>>>>

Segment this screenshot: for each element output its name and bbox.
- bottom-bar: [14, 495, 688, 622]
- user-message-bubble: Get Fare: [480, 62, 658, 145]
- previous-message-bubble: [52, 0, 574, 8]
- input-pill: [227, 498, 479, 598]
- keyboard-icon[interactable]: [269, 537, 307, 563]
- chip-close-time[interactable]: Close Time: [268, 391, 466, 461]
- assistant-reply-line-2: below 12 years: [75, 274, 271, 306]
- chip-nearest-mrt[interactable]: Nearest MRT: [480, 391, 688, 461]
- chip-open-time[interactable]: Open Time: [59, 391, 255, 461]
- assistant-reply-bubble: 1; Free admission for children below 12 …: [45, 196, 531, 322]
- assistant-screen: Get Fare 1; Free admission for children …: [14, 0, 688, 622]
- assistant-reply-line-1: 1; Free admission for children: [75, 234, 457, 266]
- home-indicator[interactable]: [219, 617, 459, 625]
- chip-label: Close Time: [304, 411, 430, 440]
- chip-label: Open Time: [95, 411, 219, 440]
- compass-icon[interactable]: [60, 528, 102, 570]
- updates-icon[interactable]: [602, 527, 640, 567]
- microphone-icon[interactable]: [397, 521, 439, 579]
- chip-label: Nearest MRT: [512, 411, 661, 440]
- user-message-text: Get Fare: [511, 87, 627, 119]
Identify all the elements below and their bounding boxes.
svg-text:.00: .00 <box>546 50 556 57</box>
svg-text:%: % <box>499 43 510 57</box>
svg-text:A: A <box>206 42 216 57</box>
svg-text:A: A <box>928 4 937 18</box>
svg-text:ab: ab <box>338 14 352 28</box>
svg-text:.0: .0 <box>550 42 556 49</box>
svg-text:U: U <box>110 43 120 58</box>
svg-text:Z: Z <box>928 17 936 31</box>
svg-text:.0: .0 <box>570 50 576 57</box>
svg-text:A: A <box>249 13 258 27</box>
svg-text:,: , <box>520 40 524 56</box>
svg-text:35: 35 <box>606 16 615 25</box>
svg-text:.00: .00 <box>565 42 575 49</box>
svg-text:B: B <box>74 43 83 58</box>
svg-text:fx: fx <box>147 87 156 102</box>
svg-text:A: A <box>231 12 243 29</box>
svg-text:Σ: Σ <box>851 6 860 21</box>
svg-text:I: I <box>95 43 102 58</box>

<<<<

## What is required:
Rewrite both parts of the listing with every "chip-label" replaced by "chip-caption" and all other text unchanged.

## Output of the exercise:
Segment this screenshot: for each element output its name and bbox.
- bottom-bar: [14, 495, 688, 622]
- user-message-bubble: Get Fare: [480, 62, 658, 145]
- previous-message-bubble: [52, 0, 574, 8]
- input-pill: [227, 498, 479, 598]
- keyboard-icon[interactable]: [269, 537, 307, 563]
- chip-close-time[interactable]: Close Time: [268, 391, 466, 461]
- assistant-reply-line-2: below 12 years: [75, 274, 271, 306]
- chip-nearest-mrt[interactable]: Nearest MRT: [480, 391, 688, 461]
- chip-open-time[interactable]: Open Time: [59, 391, 255, 461]
- assistant-reply-bubble: 1; Free admission for children below 12 …: [45, 196, 531, 322]
- assistant-screen: Get Fare 1; Free admission for children …: [14, 0, 688, 622]
- assistant-reply-line-1: 1; Free admission for children: [75, 234, 457, 266]
- home-indicator[interactable]: [219, 617, 459, 625]
- chip-caption: Close Time: [304, 411, 430, 440]
- chip-caption: Open Time: [95, 411, 219, 440]
- compass-icon[interactable]: [60, 528, 102, 570]
- updates-icon[interactable]: [602, 527, 640, 567]
- microphone-icon[interactable]: [397, 521, 439, 579]
- chip-caption: Nearest MRT: [512, 411, 661, 440]
- user-message-text: Get Fare: [511, 87, 627, 119]
Identify all the elements below and their bounding boxes.
svg-text:.00: .00 <box>546 50 556 57</box>
svg-text:%: % <box>499 43 510 57</box>
svg-text:A: A <box>206 42 216 57</box>
svg-text:A: A <box>928 4 937 18</box>
svg-text:ab: ab <box>338 14 352 28</box>
svg-text:.0: .0 <box>550 42 556 49</box>
svg-text:U: U <box>110 43 120 58</box>
svg-text:Z: Z <box>928 17 936 31</box>
svg-text:.0: .0 <box>570 50 576 57</box>
svg-text:A: A <box>249 13 258 27</box>
svg-text:,: , <box>520 40 524 56</box>
svg-text:35: 35 <box>606 16 615 25</box>
svg-text:.00: .00 <box>565 42 575 49</box>
svg-text:B: B <box>74 43 83 58</box>
svg-text:fx: fx <box>147 87 156 102</box>
svg-text:A: A <box>231 12 243 29</box>
svg-text:Σ: Σ <box>851 6 860 21</box>
svg-text:I: I <box>95 43 102 58</box>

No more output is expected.